* **Exercise**:
Pick each line containing the word "this" out of the data below.

● ● ●

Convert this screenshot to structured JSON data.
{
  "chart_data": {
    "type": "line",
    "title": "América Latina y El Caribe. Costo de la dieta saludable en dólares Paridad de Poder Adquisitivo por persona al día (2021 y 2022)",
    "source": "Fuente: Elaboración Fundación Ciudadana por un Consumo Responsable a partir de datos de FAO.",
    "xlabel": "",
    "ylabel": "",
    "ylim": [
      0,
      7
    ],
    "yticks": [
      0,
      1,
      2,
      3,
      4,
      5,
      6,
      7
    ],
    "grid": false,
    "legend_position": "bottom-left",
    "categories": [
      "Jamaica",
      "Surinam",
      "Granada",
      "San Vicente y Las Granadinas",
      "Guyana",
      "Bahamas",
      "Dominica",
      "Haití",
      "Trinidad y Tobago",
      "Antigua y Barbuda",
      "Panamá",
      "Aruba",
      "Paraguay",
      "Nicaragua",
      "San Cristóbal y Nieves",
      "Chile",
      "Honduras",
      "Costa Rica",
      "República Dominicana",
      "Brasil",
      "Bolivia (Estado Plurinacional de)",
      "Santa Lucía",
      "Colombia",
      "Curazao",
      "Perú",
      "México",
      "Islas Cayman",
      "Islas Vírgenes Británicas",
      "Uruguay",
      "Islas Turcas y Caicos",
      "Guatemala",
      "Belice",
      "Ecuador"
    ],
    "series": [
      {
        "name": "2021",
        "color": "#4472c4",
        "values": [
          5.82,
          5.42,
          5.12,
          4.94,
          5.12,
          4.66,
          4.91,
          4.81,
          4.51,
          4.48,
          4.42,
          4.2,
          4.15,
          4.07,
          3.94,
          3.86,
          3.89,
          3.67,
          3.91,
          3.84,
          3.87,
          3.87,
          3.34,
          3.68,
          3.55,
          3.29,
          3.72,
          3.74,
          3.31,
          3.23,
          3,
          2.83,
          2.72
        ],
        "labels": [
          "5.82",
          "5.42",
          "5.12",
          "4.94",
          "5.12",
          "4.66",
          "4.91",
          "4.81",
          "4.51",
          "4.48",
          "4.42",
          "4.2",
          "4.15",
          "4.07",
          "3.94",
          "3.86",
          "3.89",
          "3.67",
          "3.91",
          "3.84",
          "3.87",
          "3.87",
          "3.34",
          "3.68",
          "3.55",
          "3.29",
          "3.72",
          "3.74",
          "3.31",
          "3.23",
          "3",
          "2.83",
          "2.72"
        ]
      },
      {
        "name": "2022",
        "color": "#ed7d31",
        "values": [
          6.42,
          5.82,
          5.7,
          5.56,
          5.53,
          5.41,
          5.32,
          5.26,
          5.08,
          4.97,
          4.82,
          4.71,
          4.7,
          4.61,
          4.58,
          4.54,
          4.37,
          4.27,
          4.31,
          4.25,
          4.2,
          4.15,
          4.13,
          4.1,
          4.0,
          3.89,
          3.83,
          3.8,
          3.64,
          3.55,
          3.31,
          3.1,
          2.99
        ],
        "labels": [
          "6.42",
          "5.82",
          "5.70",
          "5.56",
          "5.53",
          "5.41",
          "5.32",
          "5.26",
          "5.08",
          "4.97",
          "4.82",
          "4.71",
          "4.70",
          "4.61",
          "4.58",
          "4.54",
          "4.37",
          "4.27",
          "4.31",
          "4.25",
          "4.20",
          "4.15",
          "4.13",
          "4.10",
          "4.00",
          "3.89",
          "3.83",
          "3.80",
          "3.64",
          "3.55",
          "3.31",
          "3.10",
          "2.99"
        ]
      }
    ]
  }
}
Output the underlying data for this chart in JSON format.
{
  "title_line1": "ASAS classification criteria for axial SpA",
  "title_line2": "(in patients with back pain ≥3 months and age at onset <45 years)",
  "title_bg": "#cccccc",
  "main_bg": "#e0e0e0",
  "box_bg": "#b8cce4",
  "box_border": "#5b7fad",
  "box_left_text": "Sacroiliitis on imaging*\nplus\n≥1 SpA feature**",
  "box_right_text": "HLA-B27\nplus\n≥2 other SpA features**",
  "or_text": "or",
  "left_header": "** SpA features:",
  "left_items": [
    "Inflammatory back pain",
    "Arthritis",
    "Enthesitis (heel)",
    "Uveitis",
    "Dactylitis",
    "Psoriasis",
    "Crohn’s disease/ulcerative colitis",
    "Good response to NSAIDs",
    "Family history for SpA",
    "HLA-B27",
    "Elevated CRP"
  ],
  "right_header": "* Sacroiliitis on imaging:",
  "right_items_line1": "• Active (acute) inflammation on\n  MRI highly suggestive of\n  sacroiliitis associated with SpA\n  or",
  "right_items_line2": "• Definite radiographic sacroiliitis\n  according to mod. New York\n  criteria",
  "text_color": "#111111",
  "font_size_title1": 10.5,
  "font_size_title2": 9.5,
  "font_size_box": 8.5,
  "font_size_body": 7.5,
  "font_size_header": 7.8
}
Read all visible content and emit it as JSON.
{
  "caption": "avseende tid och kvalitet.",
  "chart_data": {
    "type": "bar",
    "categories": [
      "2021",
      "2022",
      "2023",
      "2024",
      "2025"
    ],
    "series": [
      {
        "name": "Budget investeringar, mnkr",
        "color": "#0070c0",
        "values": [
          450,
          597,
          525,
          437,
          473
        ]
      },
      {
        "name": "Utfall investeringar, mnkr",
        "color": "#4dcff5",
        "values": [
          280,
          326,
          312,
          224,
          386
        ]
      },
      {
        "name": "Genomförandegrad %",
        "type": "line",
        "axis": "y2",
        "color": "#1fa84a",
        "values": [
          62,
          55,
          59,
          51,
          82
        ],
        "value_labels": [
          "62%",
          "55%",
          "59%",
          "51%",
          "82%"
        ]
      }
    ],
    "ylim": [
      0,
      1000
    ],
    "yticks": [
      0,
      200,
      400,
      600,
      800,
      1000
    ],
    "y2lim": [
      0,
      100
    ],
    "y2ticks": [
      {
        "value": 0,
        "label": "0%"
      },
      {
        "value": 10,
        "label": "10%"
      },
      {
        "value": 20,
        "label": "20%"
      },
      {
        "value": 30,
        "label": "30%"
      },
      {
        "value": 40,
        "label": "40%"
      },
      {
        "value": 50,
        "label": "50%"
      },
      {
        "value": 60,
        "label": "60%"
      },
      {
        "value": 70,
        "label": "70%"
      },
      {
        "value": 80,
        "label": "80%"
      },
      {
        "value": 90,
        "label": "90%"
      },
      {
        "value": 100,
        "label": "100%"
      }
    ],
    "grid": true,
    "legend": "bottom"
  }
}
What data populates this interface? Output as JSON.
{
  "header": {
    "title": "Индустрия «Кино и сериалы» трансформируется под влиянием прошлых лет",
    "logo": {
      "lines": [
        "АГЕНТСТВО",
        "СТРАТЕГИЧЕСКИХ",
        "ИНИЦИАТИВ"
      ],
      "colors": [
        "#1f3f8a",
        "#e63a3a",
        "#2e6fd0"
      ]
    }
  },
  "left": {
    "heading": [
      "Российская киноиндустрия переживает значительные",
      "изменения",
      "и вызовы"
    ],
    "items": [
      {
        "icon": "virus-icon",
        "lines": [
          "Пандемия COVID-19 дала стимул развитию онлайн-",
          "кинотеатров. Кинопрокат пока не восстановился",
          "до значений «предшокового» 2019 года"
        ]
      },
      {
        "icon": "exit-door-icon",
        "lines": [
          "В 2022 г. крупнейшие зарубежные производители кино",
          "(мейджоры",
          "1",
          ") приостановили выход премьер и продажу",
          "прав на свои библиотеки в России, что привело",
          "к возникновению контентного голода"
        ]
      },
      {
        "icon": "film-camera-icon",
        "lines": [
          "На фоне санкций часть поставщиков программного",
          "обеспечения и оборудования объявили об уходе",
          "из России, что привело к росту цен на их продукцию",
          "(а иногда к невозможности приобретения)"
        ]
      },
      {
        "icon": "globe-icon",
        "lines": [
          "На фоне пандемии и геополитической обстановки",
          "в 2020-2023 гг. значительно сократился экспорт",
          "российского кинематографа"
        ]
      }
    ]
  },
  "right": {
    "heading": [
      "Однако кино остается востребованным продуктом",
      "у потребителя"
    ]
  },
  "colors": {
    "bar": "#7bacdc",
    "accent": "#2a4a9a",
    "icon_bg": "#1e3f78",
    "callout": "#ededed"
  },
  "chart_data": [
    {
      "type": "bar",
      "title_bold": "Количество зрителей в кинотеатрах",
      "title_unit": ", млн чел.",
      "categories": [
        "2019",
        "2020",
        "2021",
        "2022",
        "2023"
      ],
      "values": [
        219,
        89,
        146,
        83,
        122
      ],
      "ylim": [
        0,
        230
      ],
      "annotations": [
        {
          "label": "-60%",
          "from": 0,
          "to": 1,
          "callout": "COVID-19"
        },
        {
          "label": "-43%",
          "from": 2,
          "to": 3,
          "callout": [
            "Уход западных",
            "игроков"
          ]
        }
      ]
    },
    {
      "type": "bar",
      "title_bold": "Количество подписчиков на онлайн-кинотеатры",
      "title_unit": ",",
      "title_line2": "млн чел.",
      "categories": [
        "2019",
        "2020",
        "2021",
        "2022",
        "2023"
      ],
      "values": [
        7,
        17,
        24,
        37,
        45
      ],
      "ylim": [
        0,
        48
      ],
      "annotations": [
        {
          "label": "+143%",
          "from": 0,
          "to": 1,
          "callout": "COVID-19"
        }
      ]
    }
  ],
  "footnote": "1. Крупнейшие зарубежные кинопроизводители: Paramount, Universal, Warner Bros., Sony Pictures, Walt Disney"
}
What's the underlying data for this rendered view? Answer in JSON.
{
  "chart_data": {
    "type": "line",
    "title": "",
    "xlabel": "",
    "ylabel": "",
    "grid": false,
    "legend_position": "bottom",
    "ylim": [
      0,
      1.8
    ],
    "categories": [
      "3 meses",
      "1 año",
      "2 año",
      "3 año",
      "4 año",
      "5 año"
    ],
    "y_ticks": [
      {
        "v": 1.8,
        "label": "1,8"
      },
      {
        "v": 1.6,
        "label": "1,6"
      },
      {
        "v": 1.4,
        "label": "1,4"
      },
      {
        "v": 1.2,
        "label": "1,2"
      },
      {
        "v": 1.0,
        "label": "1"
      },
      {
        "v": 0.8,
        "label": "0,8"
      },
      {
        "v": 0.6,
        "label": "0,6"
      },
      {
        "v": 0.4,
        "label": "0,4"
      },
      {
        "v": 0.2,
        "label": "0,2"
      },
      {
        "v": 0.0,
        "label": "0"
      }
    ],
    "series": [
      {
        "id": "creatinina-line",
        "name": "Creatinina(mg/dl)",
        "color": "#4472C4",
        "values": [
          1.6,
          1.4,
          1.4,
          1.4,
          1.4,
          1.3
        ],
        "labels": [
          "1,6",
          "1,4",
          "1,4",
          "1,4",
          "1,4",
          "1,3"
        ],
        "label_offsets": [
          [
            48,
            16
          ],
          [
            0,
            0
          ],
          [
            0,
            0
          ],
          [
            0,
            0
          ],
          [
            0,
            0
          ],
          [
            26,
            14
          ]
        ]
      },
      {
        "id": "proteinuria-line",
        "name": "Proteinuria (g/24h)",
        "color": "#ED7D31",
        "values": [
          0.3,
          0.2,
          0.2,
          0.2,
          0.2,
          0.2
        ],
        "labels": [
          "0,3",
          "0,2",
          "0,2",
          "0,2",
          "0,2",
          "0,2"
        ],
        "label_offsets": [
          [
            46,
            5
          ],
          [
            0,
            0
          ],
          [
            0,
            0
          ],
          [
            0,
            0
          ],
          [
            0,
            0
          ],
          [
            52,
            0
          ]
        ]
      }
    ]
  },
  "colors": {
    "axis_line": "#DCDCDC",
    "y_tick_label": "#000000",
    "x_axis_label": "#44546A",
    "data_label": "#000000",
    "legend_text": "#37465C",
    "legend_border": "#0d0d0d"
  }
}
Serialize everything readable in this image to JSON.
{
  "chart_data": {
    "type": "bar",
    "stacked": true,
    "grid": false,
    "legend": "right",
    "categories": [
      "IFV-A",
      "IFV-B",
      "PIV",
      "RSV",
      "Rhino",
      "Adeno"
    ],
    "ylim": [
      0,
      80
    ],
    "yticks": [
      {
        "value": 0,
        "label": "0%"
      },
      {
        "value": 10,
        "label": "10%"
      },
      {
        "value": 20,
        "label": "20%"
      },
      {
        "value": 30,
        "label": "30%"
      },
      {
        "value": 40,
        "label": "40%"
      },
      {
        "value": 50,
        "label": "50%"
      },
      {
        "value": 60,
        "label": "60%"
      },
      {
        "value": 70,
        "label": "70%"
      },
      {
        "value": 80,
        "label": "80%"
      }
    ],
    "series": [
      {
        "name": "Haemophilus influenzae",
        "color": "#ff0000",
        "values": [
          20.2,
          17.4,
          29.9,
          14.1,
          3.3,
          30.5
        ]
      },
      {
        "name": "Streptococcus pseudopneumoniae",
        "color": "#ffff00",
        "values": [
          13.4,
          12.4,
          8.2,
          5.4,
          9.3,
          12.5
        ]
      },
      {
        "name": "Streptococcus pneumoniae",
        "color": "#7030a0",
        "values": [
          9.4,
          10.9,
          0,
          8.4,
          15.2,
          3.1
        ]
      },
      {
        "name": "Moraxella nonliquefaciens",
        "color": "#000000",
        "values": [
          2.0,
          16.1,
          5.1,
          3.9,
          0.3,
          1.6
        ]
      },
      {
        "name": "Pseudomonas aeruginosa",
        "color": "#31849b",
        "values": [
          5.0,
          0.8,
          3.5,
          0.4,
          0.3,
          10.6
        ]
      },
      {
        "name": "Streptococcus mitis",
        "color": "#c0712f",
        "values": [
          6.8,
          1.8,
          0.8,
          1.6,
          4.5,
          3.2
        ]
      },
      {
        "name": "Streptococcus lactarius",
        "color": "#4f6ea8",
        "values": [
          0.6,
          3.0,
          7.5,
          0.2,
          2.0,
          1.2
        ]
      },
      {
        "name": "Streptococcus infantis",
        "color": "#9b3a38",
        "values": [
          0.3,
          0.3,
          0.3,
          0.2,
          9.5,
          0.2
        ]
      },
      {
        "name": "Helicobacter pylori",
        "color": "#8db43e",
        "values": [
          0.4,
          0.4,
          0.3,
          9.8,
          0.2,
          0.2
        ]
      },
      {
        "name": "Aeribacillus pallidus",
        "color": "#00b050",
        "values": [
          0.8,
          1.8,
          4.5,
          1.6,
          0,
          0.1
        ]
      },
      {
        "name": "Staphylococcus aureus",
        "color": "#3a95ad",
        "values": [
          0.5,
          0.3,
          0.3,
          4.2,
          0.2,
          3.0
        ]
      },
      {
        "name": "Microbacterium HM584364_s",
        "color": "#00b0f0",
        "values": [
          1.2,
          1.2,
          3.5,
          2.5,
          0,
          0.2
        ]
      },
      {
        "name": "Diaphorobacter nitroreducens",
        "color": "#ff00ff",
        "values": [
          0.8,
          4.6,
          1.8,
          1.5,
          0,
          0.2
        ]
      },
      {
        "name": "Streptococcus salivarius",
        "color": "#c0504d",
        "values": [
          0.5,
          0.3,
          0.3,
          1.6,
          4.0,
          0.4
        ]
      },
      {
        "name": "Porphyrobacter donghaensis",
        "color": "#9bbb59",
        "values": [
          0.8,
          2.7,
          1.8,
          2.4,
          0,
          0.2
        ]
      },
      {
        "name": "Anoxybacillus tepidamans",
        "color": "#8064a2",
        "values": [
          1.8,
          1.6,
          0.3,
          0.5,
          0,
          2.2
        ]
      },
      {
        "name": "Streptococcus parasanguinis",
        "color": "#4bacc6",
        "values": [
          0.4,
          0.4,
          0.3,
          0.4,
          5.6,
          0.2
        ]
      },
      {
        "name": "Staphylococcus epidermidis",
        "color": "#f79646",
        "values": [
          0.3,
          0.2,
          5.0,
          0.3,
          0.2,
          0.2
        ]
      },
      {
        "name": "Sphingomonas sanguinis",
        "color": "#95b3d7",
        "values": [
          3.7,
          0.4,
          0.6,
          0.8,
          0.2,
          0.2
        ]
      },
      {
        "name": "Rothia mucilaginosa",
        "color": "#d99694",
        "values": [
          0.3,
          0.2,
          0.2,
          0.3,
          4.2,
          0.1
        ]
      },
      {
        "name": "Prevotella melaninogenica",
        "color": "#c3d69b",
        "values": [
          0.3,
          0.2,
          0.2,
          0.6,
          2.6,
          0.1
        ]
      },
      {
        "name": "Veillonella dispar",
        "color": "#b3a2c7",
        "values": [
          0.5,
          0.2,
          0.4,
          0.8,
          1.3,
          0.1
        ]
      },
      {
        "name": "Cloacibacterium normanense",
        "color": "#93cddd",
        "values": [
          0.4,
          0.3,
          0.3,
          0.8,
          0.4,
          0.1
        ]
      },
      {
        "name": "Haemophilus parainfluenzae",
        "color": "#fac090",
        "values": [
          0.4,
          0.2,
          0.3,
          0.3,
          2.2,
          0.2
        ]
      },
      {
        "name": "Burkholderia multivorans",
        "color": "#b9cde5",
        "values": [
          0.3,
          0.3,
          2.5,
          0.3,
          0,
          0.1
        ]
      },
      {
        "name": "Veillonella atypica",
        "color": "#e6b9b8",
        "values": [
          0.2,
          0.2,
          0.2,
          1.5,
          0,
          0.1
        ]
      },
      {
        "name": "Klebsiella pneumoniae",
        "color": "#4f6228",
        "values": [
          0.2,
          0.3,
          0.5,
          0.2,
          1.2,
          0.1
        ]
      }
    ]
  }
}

● ● ●

* **Answer to the problem**:
Convert this screenshot to structured JSON data.
Output the underlying data for this chart in JSON format.
What data populates this interface? Output as JSON.
What's the underlying data for this rendered view? Answer in JSON.
Serialize everything readable in this image to JSON.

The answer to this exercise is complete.